Given entries —

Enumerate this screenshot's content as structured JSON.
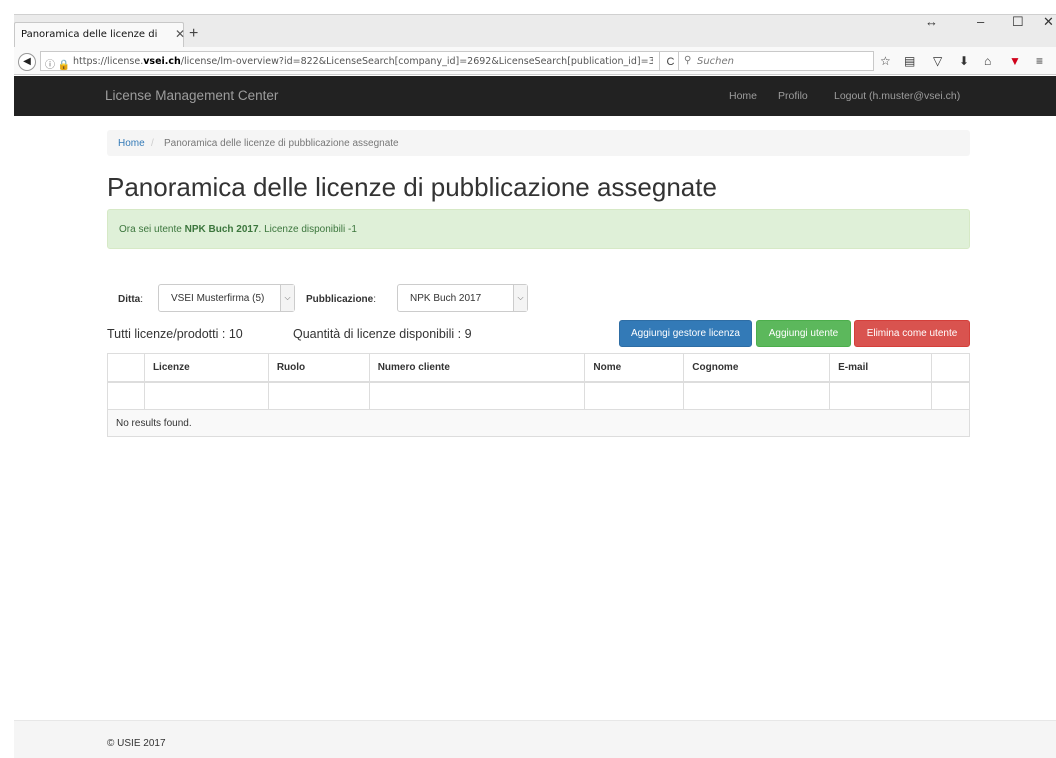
{
  "browser": {
    "tab_title": "Panoramica delle licenze di pu...",
    "tab_close": "✕",
    "new_tab": "+",
    "window_resize": "↔",
    "window_minimize": "–",
    "window_maximize": "☐",
    "window_close": "✕",
    "back": "◀",
    "url_prefix": "https://license.",
    "url_domain": "vsei.ch",
    "url_rest": "/license/lm-overview?id=822&LicenseSearch[company_id]=2692&LicenseSearch[publication_id]=3",
    "reload": "C",
    "search_placeholder": "Suchen"
  },
  "appnav": {
    "brand": "License Management Center",
    "links": [
      "Home",
      "Profilo",
      "Logout (h.muster@vsei.ch)"
    ]
  },
  "breadcrumb": {
    "home": "Home",
    "separator": "/",
    "current": "Panoramica delle licenze di pubblicazione assegnate"
  },
  "page": {
    "title": "Panoramica delle licenze di pubblicazione assegnate"
  },
  "alert": {
    "prefix": "Ora sei utente ",
    "highlight": "NPK Buch 2017",
    "suffix": ". Licenze disponibili -1"
  },
  "filters": {
    "company_label": "Ditta",
    "company_value": "VSEI Musterfirma (5)",
    "publication_label": "Pubblicazione",
    "publication_value": "NPK Buch 2017"
  },
  "summary": {
    "total": "Tutti licenze/prodotti : 10",
    "available": "Quantità di licenze disponibili : 9"
  },
  "actions": {
    "add_manager": "Aggiungi gestore licenza",
    "add_user": "Aggiungi utente",
    "remove_user": "Elimina come utente"
  },
  "table": {
    "columns": [
      "",
      "Licenze",
      "Ruolo",
      "Numero cliente",
      "Nome",
      "Cognome",
      "E-mail",
      ""
    ],
    "empty_message": "No results found."
  },
  "footer": {
    "copyright": "© USIE 2017"
  }
}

Problem requirements —
From the listing above, copy every line that holds the string "Buch".

The completed task —
    "highlight": "NPK Buch 2017",
    "publication_value": "NPK Buch 2017"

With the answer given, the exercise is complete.